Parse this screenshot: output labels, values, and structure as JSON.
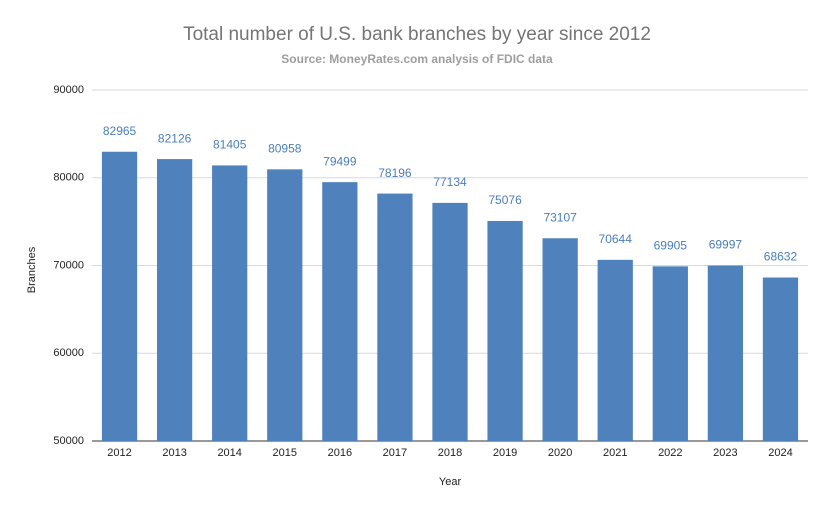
{
  "chart_data": {
    "type": "bar",
    "title": "Total number of U.S. bank branches by year since 2012",
    "subtitle": "Source: MoneyRates.com analysis of FDIC data",
    "x_label": "Year",
    "y_label": "Branches",
    "categories": [
      "2012",
      "2013",
      "2014",
      "2015",
      "2016",
      "2017",
      "2018",
      "2019",
      "2020",
      "2021",
      "2022",
      "2023",
      "2024"
    ],
    "values": [
      82965,
      82126,
      81405,
      80958,
      79499,
      78196,
      77134,
      75076,
      73107,
      70644,
      69905,
      69997,
      68632
    ],
    "color": "#4f81bd",
    "label_color": "#4a7ebb",
    "ylim": [
      50000,
      90000
    ],
    "yticks": [
      50000,
      60000,
      70000,
      80000,
      90000
    ],
    "grid": true
  }
}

## Directions
Images must not appear in the copy; reproduce everything else in the records verbatim.

## Written answer
Parse this screenshot: output labels, values, and structure as JSON.
{
  "chart_data": {
    "type": "bar",
    "title": "Total number of U.S. bank branches by year since 2012",
    "subtitle": "Source: MoneyRates.com analysis of FDIC data",
    "x_label": "Year",
    "y_label": "Branches",
    "categories": [
      "2012",
      "2013",
      "2014",
      "2015",
      "2016",
      "2017",
      "2018",
      "2019",
      "2020",
      "2021",
      "2022",
      "2023",
      "2024"
    ],
    "values": [
      82965,
      82126,
      81405,
      80958,
      79499,
      78196,
      77134,
      75076,
      73107,
      70644,
      69905,
      69997,
      68632
    ],
    "color": "#4f81bd",
    "label_color": "#4a7ebb",
    "ylim": [
      50000,
      90000
    ],
    "yticks": [
      50000,
      60000,
      70000,
      80000,
      90000
    ],
    "grid": true
  }
}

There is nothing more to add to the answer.